**Prompt:** Will you print the material below without altering a single character?

* START Records *

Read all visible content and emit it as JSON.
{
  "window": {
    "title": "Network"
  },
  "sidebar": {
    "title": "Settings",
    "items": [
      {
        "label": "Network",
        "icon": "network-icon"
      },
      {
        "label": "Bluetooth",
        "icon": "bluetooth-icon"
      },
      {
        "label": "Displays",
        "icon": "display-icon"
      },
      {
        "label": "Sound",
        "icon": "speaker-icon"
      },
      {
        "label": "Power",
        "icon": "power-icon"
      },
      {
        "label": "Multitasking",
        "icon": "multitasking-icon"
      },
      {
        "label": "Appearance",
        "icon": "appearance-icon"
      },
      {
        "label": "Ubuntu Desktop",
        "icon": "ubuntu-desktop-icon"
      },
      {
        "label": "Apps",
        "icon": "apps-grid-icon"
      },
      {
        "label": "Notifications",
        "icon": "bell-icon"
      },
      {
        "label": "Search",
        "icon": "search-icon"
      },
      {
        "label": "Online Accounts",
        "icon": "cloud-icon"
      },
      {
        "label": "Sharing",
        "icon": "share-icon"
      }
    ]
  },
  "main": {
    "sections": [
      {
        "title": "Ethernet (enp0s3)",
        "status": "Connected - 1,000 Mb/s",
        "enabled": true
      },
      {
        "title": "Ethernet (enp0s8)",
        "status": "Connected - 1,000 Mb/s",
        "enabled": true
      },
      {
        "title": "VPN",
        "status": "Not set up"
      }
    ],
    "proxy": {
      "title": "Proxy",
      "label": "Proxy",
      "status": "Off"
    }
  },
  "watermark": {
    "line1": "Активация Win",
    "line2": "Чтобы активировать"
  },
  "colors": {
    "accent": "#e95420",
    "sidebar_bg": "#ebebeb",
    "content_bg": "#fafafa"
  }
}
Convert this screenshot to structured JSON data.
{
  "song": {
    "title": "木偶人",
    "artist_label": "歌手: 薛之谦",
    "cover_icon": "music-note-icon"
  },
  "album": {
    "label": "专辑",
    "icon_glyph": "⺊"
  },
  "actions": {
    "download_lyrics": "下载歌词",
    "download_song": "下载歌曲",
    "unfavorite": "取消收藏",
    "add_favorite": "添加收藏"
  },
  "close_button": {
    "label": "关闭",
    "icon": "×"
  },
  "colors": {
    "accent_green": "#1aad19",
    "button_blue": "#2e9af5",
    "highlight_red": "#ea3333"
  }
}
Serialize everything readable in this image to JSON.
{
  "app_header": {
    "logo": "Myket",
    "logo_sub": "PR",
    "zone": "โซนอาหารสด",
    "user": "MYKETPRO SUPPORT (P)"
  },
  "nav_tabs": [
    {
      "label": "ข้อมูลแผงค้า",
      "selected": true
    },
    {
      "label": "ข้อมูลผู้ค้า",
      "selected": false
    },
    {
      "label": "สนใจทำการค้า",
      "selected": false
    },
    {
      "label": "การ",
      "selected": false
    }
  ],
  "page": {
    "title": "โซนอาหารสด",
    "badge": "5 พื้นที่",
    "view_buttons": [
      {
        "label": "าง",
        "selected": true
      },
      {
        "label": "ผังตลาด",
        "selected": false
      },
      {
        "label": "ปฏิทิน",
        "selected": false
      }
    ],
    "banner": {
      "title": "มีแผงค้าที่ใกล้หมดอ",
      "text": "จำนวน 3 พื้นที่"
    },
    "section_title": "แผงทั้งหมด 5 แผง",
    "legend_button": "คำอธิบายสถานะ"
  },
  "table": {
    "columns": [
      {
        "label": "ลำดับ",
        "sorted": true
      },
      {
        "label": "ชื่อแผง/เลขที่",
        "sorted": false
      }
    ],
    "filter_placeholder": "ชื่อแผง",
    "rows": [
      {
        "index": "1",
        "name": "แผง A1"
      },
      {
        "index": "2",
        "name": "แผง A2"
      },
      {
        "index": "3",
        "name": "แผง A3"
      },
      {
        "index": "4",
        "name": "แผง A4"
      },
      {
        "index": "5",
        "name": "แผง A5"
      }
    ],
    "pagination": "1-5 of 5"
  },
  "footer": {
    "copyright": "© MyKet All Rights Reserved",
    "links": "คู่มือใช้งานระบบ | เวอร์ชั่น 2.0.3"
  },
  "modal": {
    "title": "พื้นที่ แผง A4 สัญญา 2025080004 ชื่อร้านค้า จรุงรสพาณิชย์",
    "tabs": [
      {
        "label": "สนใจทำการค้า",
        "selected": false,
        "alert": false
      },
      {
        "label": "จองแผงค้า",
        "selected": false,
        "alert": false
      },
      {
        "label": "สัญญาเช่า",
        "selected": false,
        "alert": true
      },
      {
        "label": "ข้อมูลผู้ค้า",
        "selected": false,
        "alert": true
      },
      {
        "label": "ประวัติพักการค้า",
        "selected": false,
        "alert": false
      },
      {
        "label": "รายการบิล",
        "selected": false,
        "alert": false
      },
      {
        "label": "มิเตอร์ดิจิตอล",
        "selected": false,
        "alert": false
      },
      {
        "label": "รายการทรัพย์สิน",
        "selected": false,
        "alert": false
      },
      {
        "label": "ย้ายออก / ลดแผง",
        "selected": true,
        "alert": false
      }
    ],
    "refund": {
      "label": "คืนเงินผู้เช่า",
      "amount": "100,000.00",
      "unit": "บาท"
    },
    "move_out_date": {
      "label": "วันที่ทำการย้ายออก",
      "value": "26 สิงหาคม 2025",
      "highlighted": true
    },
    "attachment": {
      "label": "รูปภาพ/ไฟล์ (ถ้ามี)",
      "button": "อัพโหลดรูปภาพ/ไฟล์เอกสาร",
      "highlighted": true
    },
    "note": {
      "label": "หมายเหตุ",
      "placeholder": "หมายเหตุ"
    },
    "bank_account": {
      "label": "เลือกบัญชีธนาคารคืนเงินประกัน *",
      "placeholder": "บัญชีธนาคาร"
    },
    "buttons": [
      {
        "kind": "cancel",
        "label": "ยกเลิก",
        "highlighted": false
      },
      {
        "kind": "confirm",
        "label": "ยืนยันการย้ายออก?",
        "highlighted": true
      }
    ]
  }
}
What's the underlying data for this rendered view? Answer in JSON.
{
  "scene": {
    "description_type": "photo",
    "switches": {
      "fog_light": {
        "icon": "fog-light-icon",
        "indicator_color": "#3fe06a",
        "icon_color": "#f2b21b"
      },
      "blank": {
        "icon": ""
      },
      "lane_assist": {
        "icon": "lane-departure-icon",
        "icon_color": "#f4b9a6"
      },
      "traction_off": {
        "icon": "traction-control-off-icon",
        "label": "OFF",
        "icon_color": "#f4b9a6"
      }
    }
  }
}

* END Records *

**Solution for this exercise:**
Read all visible content and emit it as JSON.
{
  "window": {
    "title": "Network"
  },
  "sidebar": {
    "title": "Settings",
    "items": [
      {
        "label": "Network",
        "icon": "network-icon"
      },
      {
        "label": "Bluetooth",
        "icon": "bluetooth-icon"
      },
      {
        "label": "Displays",
        "icon": "display-icon"
      },
      {
        "label": "Sound",
        "icon": "speaker-icon"
      },
      {
        "label": "Power",
        "icon": "power-icon"
      },
      {
        "label": "Multitasking",
        "icon": "multitasking-icon"
      },
      {
        "label": "Appearance",
        "icon": "appearance-icon"
      },
      {
        "label": "Ubuntu Desktop",
        "icon": "ubuntu-desktop-icon"
      },
      {
        "label": "Apps",
        "icon": "apps-grid-icon"
      },
      {
        "label": "Notifications",
        "icon": "bell-icon"
      },
      {
        "label": "Search",
        "icon": "search-icon"
      },
      {
        "label": "Online Accounts",
        "icon": "cloud-icon"
      },
      {
        "label": "Sharing",
        "icon": "share-icon"
      }
    ]
  },
  "main": {
    "sections": [
      {
        "title": "Ethernet (enp0s3)",
        "status": "Connected - 1,000 Mb/s",
        "enabled": true
      },
      {
        "title": "Ethernet (enp0s8)",
        "status": "Connected - 1,000 Mb/s",
        "enabled": true
      },
      {
        "title": "VPN",
        "status": "Not set up"
      }
    ],
    "proxy": {
      "title": "Proxy",
      "label": "Proxy",
      "status": "Off"
    }
  },
  "watermark": {
    "line1": "Активация Win",
    "line2": "Чтобы активировать"
  },
  "colors": {
    "accent": "#e95420",
    "sidebar_bg": "#ebebeb",
    "content_bg": "#fafafa"
  }
}
Convert this screenshot to structured JSON data.
{
  "song": {
    "title": "木偶人",
    "artist_label": "歌手: 薛之谦",
    "cover_icon": "music-note-icon"
  },
  "album": {
    "label": "专辑",
    "icon_glyph": "⺊"
  },
  "actions": {
    "download_lyrics": "下载歌词",
    "download_song": "下载歌曲",
    "unfavorite": "取消收藏",
    "add_favorite": "添加收藏"
  },
  "close_button": {
    "label": "关闭",
    "icon": "×"
  },
  "colors": {
    "accent_green": "#1aad19",
    "button_blue": "#2e9af5",
    "highlight_red": "#ea3333"
  }
}
Serialize everything readable in this image to JSON.
{
  "app_header": {
    "logo": "Myket",
    "logo_sub": "PR",
    "zone": "โซนอาหารสด",
    "user": "MYKETPRO SUPPORT (P)"
  },
  "nav_tabs": [
    {
      "label": "ข้อมูลแผงค้า",
      "selected": true
    },
    {
      "label": "ข้อมูลผู้ค้า",
      "selected": false
    },
    {
      "label": "สนใจทำการค้า",
      "selected": false
    },
    {
      "label": "การ",
      "selected": false
    }
  ],
  "page": {
    "title": "โซนอาหารสด",
    "badge": "5 พื้นที่",
    "view_buttons": [
      {
        "label": "าง",
        "selected": true
      },
      {
        "label": "ผังตลาด",
        "selected": false
      },
      {
        "label": "ปฏิทิน",
        "selected": false
      }
    ],
    "banner": {
      "title": "มีแผงค้าที่ใกล้หมดอ",
      "text": "จำนวน 3 พื้นที่"
    },
    "section_title": "แผงทั้งหมด 5 แผง",
    "legend_button": "คำอธิบายสถานะ"
  },
  "table": {
    "columns": [
      {
        "label": "ลำดับ",
        "sorted": true
      },
      {
        "label": "ชื่อแผง/เลขที่",
        "sorted": false
      }
    ],
    "filter_placeholder": "ชื่อแผง",
    "rows": [
      {
        "index": "1",
        "name": "แผง A1"
      },
      {
        "index": "2",
        "name": "แผง A2"
      },
      {
        "index": "3",
        "name": "แผง A3"
      },
      {
        "index": "4",
        "name": "แผง A4"
      },
      {
        "index": "5",
        "name": "แผง A5"
      }
    ],
    "pagination": "1-5 of 5"
  },
  "footer": {
    "copyright": "© MyKet All Rights Reserved",
    "links": "คู่มือใช้งานระบบ | เวอร์ชั่น 2.0.3"
  },
  "modal": {
    "title": "พื้นที่ แผง A4 สัญญา 2025080004 ชื่อร้านค้า จรุงรสพาณิชย์",
    "tabs": [
      {
        "label": "สนใจทำการค้า",
        "selected": false,
        "alert": false
      },
      {
        "label": "จองแผงค้า",
        "selected": false,
        "alert": false
      },
      {
        "label": "สัญญาเช่า",
        "selected": false,
        "alert": true
      },
      {
        "label": "ข้อมูลผู้ค้า",
        "selected": false,
        "alert": true
      },
      {
        "label": "ประวัติพักการค้า",
        "selected": false,
        "alert": false
      },
      {
        "label": "รายการบิล",
        "selected": false,
        "alert": false
      },
      {
        "label": "มิเตอร์ดิจิตอล",
        "selected": false,
        "alert": false
      },
      {
        "label": "รายการทรัพย์สิน",
        "selected": false,
        "alert": false
      },
      {
        "label": "ย้ายออก / ลดแผง",
        "selected": true,
        "alert": false
      }
    ],
    "refund": {
      "label": "คืนเงินผู้เช่า",
      "amount": "100,000.00",
      "unit": "บาท"
    },
    "move_out_date": {
      "label": "วันที่ทำการย้ายออก",
      "value": "26 สิงหาคม 2025",
      "highlighted": true
    },
    "attachment": {
      "label": "รูปภาพ/ไฟล์ (ถ้ามี)",
      "button": "อัพโหลดรูปภาพ/ไฟล์เอกสาร",
      "highlighted": true
    },
    "note": {
      "label": "หมายเหตุ",
      "placeholder": "หมายเหตุ"
    },
    "bank_account": {
      "label": "เลือกบัญชีธนาคารคืนเงินประกัน *",
      "placeholder": "บัญชีธนาคาร"
    },
    "buttons": [
      {
        "kind": "cancel",
        "label": "ยกเลิก",
        "highlighted": false
      },
      {
        "kind": "confirm",
        "label": "ยืนยันการย้ายออก?",
        "highlighted": true
      }
    ]
  }
}
What's the underlying data for this rendered view? Answer in JSON.
{
  "scene": {
    "description_type": "photo",
    "switches": {
      "fog_light": {
        "icon": "fog-light-icon",
        "indicator_color": "#3fe06a",
        "icon_color": "#f2b21b"
      },
      "blank": {
        "icon": ""
      },
      "lane_assist": {
        "icon": "lane-departure-icon",
        "icon_color": "#f4b9a6"
      },
      "traction_off": {
        "icon": "traction-control-off-icon",
        "label": "OFF",
        "icon_color": "#f4b9a6"
      }
    }
  }
}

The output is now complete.